[Dataset entries on figures]
++++++
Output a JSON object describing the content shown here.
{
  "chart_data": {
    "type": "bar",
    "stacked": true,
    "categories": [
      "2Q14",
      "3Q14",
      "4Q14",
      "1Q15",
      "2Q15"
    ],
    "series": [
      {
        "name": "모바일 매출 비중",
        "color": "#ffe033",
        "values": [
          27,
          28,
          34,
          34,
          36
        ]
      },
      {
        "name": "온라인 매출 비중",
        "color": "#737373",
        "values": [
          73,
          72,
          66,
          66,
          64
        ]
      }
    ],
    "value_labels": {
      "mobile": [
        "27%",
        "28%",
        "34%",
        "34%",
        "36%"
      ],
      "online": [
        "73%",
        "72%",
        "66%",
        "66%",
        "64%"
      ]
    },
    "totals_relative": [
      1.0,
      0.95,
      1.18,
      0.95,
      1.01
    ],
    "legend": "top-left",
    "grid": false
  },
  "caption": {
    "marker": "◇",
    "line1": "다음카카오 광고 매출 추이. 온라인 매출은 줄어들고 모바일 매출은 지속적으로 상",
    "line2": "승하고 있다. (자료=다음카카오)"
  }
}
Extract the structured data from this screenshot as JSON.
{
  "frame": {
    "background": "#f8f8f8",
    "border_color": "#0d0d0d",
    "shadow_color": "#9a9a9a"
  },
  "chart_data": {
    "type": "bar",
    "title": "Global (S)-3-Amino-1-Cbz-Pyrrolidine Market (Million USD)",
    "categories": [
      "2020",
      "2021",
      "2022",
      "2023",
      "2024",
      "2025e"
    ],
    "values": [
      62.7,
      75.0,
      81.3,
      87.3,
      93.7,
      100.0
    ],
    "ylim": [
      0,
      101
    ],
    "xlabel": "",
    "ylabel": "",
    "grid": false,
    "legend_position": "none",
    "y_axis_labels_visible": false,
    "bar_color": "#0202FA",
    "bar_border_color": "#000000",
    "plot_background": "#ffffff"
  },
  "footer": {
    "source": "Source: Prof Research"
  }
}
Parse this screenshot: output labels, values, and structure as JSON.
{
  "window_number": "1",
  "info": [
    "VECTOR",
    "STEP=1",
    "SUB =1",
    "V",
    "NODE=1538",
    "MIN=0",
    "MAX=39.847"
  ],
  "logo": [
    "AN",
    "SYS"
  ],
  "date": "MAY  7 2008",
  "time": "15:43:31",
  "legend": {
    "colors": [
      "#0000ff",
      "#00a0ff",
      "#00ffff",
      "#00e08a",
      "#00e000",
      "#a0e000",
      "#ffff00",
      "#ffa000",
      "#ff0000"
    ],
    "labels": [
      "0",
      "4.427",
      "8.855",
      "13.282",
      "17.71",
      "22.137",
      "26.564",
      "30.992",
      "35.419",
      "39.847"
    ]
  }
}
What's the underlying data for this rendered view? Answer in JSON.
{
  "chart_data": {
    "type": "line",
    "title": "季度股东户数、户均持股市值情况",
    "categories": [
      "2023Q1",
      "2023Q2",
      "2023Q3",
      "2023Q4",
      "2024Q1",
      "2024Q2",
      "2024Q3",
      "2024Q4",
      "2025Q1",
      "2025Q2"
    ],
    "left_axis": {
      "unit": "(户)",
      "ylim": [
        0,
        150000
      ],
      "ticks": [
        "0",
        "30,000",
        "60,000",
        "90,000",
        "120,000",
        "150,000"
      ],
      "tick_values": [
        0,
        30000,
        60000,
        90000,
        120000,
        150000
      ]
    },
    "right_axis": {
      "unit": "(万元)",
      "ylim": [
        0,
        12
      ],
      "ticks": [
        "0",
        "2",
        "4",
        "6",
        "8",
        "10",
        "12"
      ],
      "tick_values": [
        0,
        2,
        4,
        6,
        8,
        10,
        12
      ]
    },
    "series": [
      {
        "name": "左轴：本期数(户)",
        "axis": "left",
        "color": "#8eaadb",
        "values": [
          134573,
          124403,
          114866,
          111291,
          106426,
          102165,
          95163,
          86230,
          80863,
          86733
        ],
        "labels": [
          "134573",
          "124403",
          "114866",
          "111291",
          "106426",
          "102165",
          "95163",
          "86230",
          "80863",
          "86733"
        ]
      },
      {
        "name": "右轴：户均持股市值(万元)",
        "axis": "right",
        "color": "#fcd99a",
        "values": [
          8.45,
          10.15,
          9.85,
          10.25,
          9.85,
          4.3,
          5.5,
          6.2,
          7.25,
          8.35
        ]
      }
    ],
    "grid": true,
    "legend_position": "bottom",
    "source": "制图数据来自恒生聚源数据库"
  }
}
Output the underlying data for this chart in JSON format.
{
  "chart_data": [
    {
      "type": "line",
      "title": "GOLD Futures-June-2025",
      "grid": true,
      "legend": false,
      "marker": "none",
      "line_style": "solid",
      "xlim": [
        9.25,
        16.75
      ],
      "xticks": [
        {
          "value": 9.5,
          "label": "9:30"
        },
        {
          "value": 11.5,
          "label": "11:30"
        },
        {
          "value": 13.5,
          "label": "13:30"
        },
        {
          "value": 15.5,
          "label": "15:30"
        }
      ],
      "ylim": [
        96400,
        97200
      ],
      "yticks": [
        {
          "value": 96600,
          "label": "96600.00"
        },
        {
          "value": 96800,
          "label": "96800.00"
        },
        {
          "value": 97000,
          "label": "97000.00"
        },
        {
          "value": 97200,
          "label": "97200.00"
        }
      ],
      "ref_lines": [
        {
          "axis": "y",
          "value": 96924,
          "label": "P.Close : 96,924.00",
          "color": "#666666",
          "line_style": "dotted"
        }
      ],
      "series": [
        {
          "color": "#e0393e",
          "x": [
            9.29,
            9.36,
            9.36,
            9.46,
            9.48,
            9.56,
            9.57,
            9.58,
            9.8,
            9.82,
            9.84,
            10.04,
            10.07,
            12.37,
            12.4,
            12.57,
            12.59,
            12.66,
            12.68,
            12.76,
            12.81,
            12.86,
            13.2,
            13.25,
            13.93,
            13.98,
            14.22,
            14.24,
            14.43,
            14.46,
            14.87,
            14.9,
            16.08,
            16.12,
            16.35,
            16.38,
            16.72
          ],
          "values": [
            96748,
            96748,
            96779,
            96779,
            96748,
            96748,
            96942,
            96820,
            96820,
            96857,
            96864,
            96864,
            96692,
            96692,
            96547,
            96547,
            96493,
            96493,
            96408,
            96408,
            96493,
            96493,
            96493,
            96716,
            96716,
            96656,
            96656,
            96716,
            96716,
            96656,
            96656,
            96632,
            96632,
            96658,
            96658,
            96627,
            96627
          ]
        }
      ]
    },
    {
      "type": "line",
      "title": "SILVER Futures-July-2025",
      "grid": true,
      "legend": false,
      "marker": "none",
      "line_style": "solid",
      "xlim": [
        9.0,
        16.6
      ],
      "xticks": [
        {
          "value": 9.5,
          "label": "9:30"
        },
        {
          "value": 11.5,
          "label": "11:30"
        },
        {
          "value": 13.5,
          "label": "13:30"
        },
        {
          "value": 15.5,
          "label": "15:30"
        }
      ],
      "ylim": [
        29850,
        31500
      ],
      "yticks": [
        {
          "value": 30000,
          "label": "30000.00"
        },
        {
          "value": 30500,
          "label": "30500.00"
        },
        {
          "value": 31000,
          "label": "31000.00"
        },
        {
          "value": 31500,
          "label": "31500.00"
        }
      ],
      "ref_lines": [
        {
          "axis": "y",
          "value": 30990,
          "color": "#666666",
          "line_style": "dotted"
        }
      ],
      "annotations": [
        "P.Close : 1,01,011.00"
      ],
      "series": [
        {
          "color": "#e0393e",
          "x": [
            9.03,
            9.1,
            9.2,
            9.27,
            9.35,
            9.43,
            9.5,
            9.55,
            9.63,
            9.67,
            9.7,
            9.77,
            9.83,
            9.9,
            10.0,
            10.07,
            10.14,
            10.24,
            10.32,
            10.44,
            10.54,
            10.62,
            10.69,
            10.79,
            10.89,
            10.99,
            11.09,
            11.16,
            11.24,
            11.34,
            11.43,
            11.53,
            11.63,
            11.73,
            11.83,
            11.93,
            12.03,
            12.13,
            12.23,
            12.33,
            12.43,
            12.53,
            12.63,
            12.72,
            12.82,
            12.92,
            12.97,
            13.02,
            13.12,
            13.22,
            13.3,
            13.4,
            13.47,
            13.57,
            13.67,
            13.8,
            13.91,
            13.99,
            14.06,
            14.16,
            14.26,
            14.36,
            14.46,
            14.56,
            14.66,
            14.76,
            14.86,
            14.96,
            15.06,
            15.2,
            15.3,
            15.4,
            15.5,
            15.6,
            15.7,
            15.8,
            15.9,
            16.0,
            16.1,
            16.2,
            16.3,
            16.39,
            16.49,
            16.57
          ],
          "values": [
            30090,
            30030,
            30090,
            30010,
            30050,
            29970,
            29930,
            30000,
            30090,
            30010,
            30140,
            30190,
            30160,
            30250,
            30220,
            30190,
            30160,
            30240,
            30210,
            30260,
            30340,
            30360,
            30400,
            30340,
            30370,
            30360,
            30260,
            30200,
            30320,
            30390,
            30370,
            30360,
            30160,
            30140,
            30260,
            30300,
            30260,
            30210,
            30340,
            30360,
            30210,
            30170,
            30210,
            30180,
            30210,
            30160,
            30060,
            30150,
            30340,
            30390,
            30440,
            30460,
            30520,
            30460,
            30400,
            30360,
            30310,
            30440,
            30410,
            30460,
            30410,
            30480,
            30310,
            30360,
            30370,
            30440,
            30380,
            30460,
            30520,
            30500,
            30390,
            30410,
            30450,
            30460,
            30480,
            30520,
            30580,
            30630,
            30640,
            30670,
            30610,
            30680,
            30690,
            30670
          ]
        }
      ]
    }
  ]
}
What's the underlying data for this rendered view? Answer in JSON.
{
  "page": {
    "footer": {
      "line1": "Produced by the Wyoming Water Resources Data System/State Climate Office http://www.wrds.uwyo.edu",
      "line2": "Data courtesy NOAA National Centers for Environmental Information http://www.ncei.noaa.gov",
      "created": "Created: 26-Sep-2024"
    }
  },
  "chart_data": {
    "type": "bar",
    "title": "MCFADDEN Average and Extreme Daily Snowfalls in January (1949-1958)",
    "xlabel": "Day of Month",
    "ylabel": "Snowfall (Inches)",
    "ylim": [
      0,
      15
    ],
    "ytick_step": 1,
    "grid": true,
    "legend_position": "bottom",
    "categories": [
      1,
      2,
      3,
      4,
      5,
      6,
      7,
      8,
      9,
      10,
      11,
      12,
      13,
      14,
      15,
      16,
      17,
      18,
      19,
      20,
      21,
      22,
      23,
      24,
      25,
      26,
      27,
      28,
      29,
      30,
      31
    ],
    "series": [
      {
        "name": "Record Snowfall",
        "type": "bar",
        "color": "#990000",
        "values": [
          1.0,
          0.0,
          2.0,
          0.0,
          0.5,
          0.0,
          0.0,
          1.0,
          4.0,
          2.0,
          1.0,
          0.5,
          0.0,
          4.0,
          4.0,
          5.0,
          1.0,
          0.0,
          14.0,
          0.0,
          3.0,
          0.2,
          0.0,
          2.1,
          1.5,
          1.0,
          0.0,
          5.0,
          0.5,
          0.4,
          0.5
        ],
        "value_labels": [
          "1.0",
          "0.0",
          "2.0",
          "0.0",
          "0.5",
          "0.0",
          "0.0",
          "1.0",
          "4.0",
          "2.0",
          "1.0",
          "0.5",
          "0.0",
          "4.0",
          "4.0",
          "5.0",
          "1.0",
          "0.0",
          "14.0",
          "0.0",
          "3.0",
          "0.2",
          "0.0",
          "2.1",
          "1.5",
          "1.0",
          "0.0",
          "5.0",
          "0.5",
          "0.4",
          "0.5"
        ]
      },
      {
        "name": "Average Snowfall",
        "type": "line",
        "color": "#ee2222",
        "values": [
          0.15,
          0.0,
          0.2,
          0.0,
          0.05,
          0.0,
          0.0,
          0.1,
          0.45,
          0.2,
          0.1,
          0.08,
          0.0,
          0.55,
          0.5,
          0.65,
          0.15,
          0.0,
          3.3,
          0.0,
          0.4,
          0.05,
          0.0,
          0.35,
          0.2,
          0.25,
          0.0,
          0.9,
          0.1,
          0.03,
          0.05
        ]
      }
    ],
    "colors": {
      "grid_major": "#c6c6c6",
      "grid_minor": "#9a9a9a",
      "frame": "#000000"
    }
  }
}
++++++
§ TASK TO CARRY OUT
For this exercise, gather every line of the data that contains the word "Average".

§ SOLUTION TO THIS EXERCISE
    "title": "MCFADDEN Average and Extreme Daily Snowfalls in January (1949-1958)",
        "name": "Average Snowfall",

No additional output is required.